TASK INPUTS —
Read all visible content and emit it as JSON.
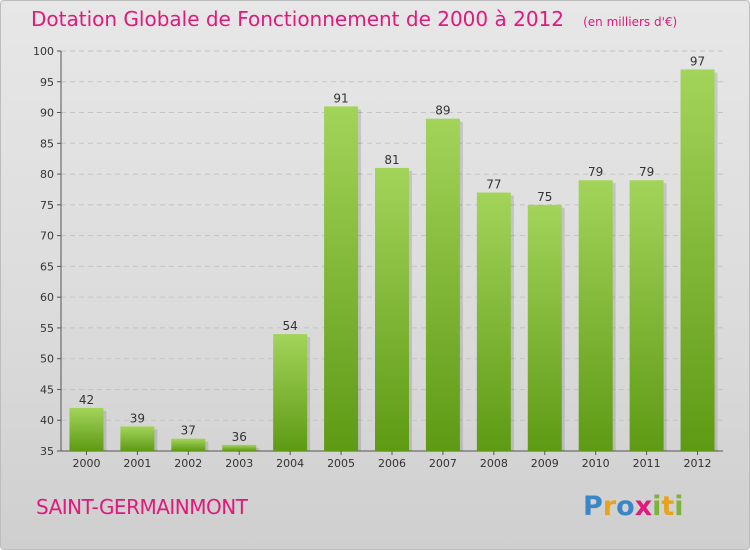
{
  "title": "Dotation Globale de Fonctionnement de 2000 à 2012",
  "unit": "(en milliers d'€)",
  "commune": "SAINT-GERMAINMONT",
  "logo": {
    "text": "Proxiti",
    "letters": [
      {
        "ch": "P",
        "color": "#3b86c6"
      },
      {
        "ch": "r",
        "color": "#e8a31c"
      },
      {
        "ch": "o",
        "color": "#3b86c6"
      },
      {
        "ch": "x",
        "color": "#e0197d"
      },
      {
        "ch": "i",
        "color": "#7fb23a"
      },
      {
        "ch": "t",
        "color": "#e8a31c"
      },
      {
        "ch": "i",
        "color": "#7fb23a"
      }
    ]
  },
  "colors": {
    "title": "#e0197d",
    "bar_top": "#a3d45a",
    "bar_bottom": "#5e9a14",
    "axis_text": "#333333",
    "grid": "#c4c4c4"
  },
  "chart_data": {
    "type": "bar",
    "title": "Dotation Globale de Fonctionnement de 2000 à 2012",
    "categories": [
      "2000",
      "2001",
      "2002",
      "2003",
      "2004",
      "2005",
      "2006",
      "2007",
      "2008",
      "2009",
      "2010",
      "2011",
      "2012"
    ],
    "values": [
      42,
      39,
      37,
      36,
      54,
      91,
      81,
      89,
      77,
      75,
      79,
      79,
      97
    ],
    "ylim": [
      35,
      100
    ],
    "yticks": [
      35,
      40,
      45,
      50,
      55,
      60,
      65,
      70,
      75,
      80,
      85,
      90,
      95,
      100
    ],
    "grid": true,
    "xlabel": "",
    "ylabel": ""
  }
}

EXERCISE PROMPT — Reply with one number only: the count of lines in the entries that contain "Fonctionnement".

RESULT FOR THIS TASK — 2